Records from a collection:

__________

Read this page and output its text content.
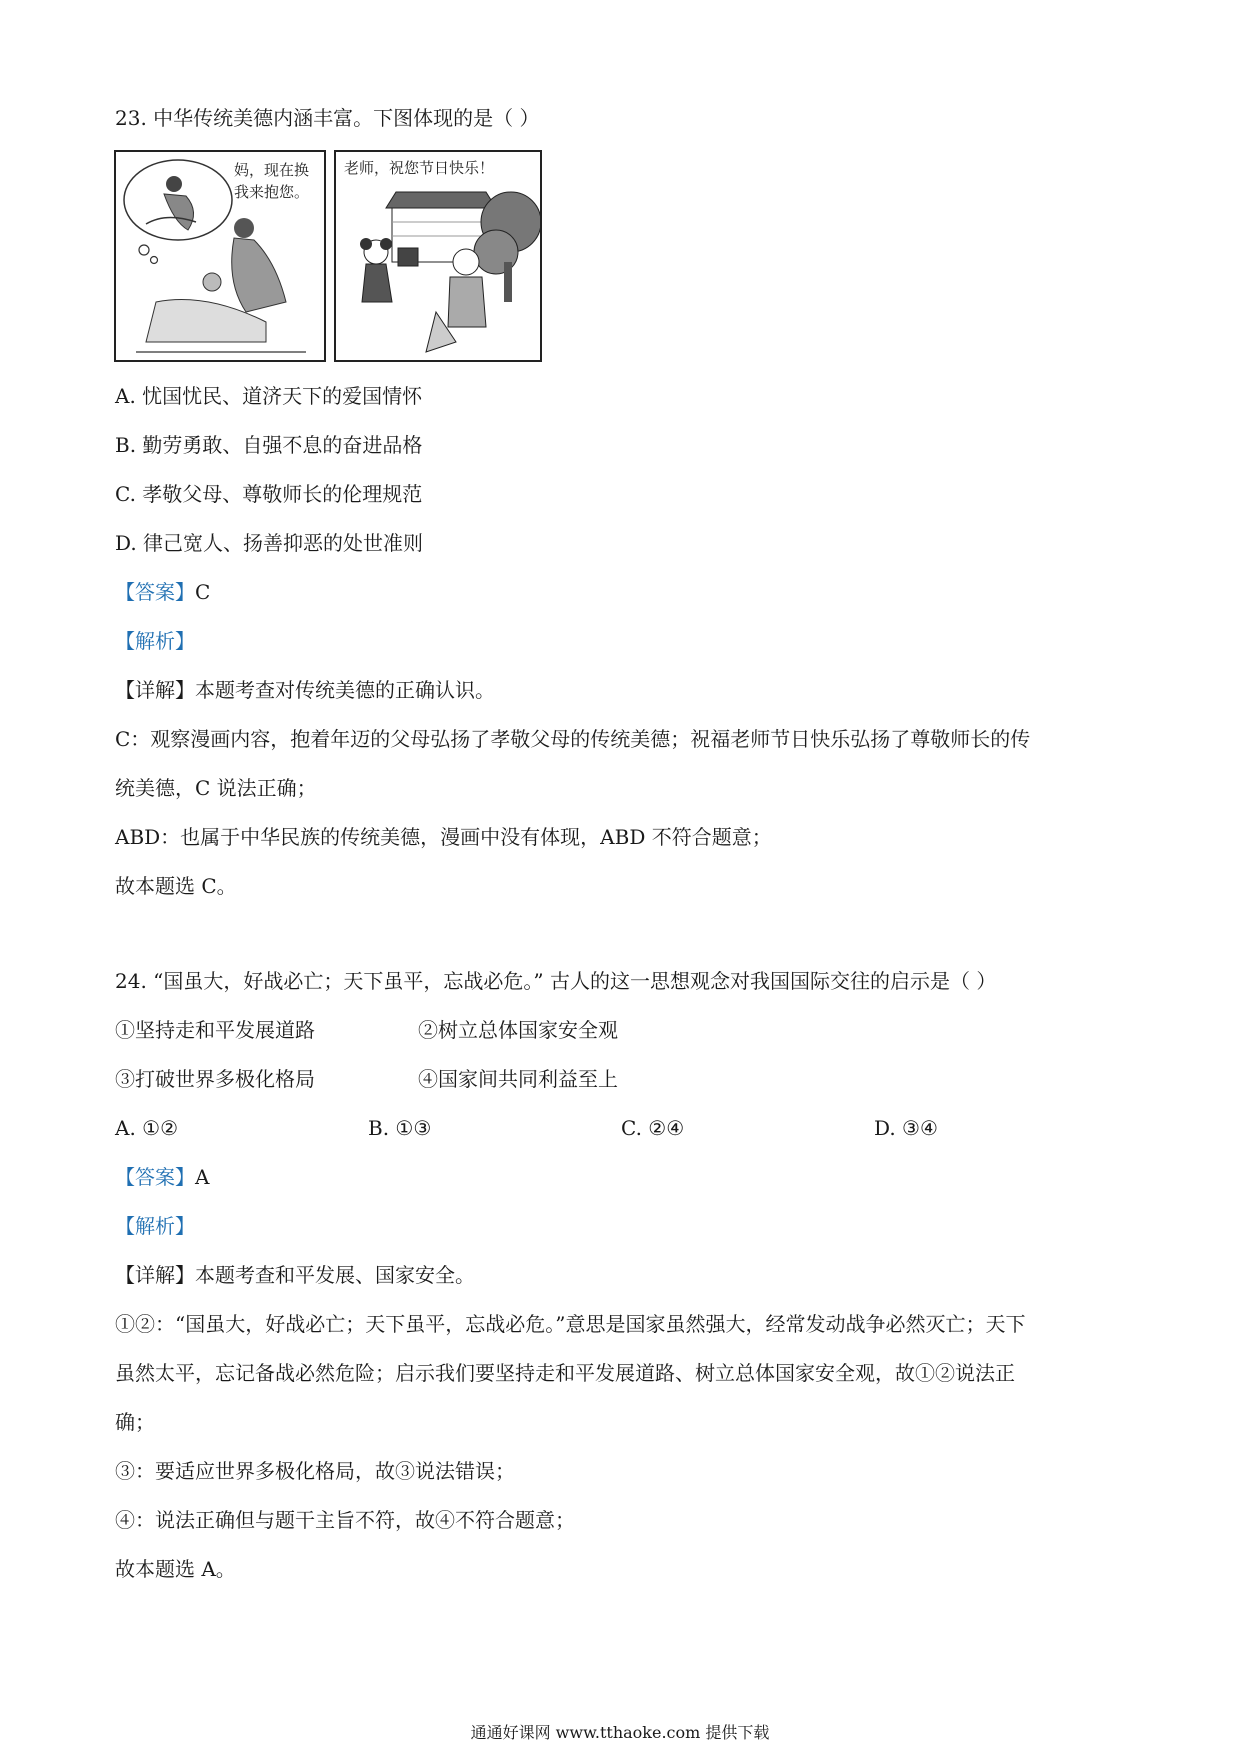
23. 中华传统美德内涵丰富。下图体现的是（ ）
妈，现在换
我来抱您。
老师，祝您节日快乐！
A. 忧国忧民、道济天下的爱国情怀
B. 勤劳勇敢、自强不息的奋进品格
C. 孝敬父母、尊敬师长的伦理规范
D. 律己宽人、扬善抑恶的处世准则
【答案】C
【解析】
【详解】本题考查对传统美德的正确认识。
C：观察漫画内容，抱着年迈的父母弘扬了孝敬父母的传统美德；祝福老师节日快乐弘扬了尊敬师长的传
统美德，C 说法正确；
ABD：也属于中华民族的传统美德，漫画中没有体现，ABD 不符合题意；
故本题选 C。
24. “国虽大，好战必亡；天下虽平，忘战必危。” 古人的这一思想观念对我国国际交往的启示是（ ）
①坚持走和平发展道路	②树立总体国家安全观
③打破世界多极化格局	④国家间共同利益至上
A. ①②	B. ①③	C. ②④	D. ③④
【答案】A
【解析】
【详解】本题考查和平发展、国家安全。
①②：“国虽大，好战必亡；天下虽平，忘战必危。”意思是国家虽然强大，经常发动战争必然灭亡；天下
虽然太平，忘记备战必然危险；启示我们要坚持走和平发展道路、树立总体国家安全观，故①②说法正
确；
③：要适应世界多极化格局，故③说法错误；
④：说法正确但与题干主旨不符，故④不符合题意；
故本题选 A。
通通好课网 www.tthaoke.com 提供下载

__________

Restate the whole listing above exactly, except for its images.

## WRITTEN RESPONSE
Read this page and output its text content.
23. 中华传统美德内涵丰富。下图体现的是（ ）
妈，现在换
我来抱您。
老师，祝您节日快乐！
A. 忧国忧民、道济天下的爱国情怀
B. 勤劳勇敢、自强不息的奋进品格
C. 孝敬父母、尊敬师长的伦理规范
D. 律己宽人、扬善抑恶的处世准则
【答案】C
【解析】
【详解】本题考查对传统美德的正确认识。
C：观察漫画内容，抱着年迈的父母弘扬了孝敬父母的传统美德；祝福老师节日快乐弘扬了尊敬师长的传
统美德，C 说法正确；
ABD：也属于中华民族的传统美德，漫画中没有体现，ABD 不符合题意；
故本题选 C。
24. “国虽大，好战必亡；天下虽平，忘战必危。” 古人的这一思想观念对我国国际交往的启示是（ ）
①坚持走和平发展道路	②树立总体国家安全观
③打破世界多极化格局	④国家间共同利益至上
A. ①②	B. ①③	C. ②④	D. ③④
【答案】A
【解析】
【详解】本题考查和平发展、国家安全。
①②：“国虽大，好战必亡；天下虽平，忘战必危。”意思是国家虽然强大，经常发动战争必然灭亡；天下
虽然太平，忘记备战必然危险；启示我们要坚持走和平发展道路、树立总体国家安全观，故①②说法正
确；
③：要适应世界多极化格局，故③说法错误；
④：说法正确但与题干主旨不符，故④不符合题意；
故本题选 A。
通通好课网 www.tthaoke.com 提供下载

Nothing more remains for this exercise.